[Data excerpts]
--------

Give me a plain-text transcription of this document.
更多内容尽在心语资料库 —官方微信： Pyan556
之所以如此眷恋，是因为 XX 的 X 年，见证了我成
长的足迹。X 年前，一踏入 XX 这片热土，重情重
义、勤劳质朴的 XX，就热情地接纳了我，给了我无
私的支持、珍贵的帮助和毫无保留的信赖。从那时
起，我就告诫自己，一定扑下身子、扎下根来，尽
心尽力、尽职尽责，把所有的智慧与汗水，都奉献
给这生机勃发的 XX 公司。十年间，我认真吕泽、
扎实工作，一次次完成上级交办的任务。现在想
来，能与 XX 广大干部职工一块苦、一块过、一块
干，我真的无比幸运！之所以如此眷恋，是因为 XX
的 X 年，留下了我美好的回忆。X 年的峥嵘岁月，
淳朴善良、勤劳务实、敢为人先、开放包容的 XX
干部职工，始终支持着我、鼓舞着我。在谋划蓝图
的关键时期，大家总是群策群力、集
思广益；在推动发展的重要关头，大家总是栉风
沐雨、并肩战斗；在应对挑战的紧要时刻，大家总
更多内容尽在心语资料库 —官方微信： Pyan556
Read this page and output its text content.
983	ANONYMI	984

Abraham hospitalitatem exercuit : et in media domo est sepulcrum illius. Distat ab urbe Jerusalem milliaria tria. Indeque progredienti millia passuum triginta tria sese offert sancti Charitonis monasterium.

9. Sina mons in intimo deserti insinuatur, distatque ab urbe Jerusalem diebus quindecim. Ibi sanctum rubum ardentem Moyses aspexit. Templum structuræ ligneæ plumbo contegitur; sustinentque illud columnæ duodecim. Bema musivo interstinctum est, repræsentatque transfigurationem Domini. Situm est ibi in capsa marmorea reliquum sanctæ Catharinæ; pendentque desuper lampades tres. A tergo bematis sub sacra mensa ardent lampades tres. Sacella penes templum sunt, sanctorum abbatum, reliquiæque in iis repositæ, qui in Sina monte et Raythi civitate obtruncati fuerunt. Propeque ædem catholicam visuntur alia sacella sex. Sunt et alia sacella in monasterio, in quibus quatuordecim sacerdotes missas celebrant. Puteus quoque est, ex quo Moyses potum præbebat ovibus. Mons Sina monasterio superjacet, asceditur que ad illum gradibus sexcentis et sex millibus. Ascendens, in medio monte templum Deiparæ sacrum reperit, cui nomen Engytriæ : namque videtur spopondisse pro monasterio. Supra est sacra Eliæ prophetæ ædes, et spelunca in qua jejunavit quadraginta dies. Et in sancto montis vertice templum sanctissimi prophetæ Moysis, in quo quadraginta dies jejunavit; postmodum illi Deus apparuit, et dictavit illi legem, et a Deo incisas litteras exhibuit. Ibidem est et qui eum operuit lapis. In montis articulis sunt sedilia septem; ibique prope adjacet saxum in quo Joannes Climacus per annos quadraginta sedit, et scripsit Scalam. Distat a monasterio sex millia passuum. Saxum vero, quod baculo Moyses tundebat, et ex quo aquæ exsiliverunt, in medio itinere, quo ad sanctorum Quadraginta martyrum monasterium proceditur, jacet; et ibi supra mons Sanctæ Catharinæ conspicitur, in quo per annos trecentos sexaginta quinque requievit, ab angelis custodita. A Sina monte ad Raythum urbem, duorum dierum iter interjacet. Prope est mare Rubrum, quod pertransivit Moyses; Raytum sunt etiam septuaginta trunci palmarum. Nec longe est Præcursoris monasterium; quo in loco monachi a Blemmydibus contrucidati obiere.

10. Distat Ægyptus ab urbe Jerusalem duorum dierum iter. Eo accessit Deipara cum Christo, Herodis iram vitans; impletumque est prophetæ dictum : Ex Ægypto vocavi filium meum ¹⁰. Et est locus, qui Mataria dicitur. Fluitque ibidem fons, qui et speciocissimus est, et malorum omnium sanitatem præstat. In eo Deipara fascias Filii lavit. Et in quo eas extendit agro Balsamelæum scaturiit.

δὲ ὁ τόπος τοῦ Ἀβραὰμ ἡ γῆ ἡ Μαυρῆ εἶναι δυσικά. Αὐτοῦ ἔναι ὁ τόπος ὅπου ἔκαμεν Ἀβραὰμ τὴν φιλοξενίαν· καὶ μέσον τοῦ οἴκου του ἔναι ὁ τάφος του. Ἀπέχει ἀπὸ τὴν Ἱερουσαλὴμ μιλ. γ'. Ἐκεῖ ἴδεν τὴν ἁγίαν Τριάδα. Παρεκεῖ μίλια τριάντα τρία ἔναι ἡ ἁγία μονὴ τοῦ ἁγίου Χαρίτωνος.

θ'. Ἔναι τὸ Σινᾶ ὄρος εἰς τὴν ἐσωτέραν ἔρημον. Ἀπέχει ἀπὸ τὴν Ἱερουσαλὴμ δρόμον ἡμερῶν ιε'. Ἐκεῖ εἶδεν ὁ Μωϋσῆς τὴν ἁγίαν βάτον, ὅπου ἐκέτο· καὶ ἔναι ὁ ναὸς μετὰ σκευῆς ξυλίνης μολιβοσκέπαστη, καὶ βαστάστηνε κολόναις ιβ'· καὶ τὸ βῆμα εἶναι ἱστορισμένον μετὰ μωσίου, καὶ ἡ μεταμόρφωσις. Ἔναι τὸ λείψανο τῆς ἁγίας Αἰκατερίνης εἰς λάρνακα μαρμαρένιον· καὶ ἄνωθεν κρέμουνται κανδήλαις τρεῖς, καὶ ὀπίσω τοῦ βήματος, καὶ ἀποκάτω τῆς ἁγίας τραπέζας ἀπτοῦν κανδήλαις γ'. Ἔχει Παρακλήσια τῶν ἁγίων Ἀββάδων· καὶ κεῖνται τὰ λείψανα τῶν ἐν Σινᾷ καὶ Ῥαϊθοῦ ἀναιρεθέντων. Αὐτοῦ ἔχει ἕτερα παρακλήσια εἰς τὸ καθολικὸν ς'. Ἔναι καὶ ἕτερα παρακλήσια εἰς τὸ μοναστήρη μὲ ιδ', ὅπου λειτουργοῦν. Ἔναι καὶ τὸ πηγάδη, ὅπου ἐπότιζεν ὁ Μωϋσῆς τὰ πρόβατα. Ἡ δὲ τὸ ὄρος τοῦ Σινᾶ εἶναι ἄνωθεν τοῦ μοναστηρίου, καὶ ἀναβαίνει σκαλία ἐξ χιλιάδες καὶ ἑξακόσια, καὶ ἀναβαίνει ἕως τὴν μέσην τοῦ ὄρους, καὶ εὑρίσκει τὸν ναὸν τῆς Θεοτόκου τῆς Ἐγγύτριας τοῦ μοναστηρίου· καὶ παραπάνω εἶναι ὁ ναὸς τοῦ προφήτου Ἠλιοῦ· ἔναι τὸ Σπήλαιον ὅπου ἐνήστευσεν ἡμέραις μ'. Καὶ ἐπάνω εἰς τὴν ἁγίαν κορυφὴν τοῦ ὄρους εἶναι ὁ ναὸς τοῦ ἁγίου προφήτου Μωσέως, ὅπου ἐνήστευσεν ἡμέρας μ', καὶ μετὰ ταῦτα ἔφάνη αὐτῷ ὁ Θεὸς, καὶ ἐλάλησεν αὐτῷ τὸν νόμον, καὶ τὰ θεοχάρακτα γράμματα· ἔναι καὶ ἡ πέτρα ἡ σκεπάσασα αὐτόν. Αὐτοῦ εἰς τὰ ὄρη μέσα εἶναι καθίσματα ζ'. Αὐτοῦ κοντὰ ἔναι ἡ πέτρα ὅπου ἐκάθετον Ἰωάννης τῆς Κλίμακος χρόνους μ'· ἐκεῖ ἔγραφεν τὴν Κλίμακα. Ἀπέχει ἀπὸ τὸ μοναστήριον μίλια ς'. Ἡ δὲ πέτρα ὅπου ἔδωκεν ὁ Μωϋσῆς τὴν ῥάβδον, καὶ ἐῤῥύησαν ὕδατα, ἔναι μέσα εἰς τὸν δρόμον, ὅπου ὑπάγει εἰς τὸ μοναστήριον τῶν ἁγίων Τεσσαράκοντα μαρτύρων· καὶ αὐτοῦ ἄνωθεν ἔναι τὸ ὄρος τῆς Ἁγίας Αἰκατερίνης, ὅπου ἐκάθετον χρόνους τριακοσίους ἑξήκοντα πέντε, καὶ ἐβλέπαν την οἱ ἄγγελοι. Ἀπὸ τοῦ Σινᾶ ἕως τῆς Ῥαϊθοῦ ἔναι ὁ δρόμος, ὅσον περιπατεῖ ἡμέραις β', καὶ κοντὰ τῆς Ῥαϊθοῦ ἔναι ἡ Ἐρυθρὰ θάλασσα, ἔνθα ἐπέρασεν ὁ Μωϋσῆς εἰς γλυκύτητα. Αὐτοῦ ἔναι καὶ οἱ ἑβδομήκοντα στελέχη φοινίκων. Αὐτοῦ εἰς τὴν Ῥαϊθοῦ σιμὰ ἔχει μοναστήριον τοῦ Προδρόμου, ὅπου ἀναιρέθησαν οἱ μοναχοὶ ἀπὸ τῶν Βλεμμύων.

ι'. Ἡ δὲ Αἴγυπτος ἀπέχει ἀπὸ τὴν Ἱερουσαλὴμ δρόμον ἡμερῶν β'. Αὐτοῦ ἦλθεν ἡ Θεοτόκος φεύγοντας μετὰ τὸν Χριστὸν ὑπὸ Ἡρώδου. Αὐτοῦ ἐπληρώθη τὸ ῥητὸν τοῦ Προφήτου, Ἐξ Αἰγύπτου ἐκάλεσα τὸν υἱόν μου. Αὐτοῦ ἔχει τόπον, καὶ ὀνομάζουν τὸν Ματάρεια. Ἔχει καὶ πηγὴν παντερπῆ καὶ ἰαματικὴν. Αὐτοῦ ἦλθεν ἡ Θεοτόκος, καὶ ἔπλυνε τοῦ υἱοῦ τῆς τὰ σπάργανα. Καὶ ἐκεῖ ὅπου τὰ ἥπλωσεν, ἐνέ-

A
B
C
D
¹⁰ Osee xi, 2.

--------

## YOUR OBJECTIVE
Pick out the lines that have the word "之所以如此眷恋". Copy them all.

## OUTPUT BELOW
之所以如此眷恋，是因为 XX 的 X 年，见证了我成
干，我真的无比幸运！之所以如此眷恋，是因为 XX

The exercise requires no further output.